Task directions: Go through the records and show each line where the word "倍而得到" occurs.

Recorded data:
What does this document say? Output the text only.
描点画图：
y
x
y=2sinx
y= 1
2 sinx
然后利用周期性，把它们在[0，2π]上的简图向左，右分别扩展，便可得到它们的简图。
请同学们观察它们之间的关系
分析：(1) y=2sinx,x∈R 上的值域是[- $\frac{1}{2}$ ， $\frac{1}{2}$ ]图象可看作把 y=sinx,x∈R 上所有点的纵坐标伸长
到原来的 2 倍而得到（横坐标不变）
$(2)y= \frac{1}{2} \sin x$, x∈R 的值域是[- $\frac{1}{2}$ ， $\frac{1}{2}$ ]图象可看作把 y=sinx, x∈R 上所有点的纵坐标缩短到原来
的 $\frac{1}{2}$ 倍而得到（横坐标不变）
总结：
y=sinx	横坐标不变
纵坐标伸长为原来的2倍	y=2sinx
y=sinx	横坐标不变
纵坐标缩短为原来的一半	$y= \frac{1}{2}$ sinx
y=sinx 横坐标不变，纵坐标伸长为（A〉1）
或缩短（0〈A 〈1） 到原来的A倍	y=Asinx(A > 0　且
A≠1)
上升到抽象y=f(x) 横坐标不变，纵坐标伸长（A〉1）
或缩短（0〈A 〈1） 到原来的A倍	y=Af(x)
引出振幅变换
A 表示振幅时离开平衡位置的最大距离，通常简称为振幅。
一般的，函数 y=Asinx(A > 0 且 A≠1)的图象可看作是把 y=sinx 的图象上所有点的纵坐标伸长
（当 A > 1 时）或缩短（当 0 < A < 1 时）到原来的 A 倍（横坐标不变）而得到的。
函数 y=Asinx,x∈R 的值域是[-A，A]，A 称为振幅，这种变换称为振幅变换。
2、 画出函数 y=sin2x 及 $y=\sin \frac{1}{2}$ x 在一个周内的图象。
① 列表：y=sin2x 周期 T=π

...

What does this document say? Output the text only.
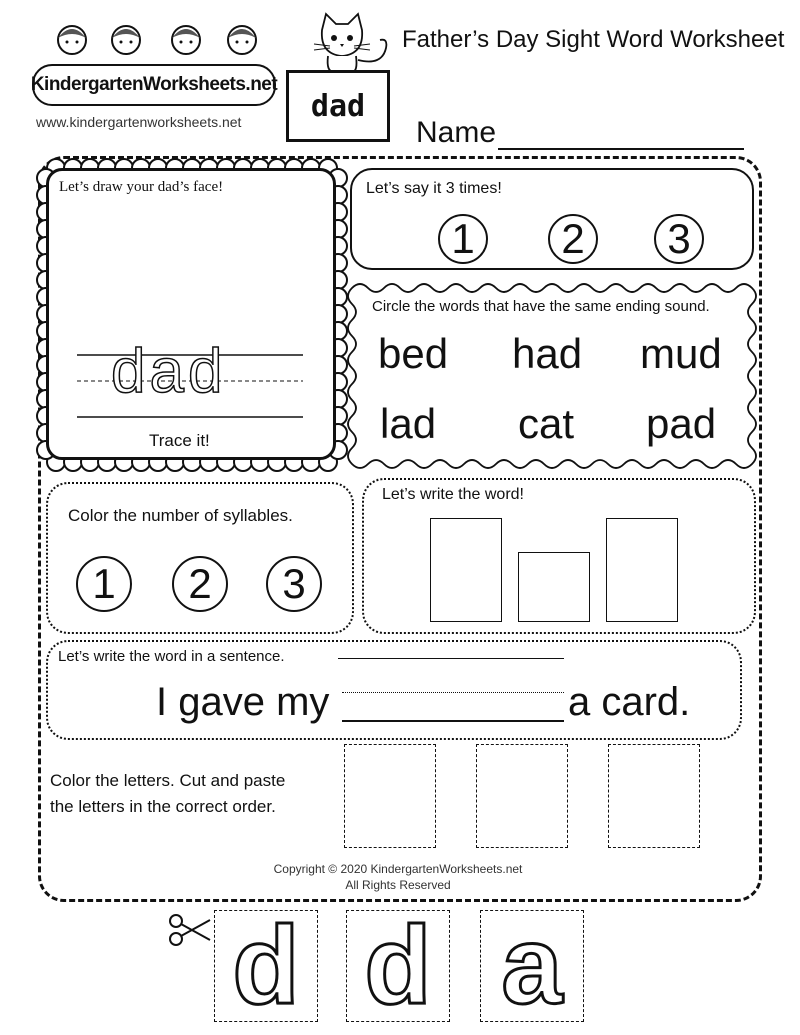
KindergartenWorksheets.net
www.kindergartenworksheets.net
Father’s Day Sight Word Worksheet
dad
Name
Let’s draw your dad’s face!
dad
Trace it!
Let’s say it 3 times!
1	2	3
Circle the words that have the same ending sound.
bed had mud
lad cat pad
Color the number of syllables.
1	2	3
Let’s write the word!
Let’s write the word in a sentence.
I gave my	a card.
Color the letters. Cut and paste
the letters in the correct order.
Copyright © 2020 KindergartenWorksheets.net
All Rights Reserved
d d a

Solved exercise:
到原来的 2 倍而得到（横坐标不变）
的 $\frac{1}{2}$ 倍而得到（横坐标不变）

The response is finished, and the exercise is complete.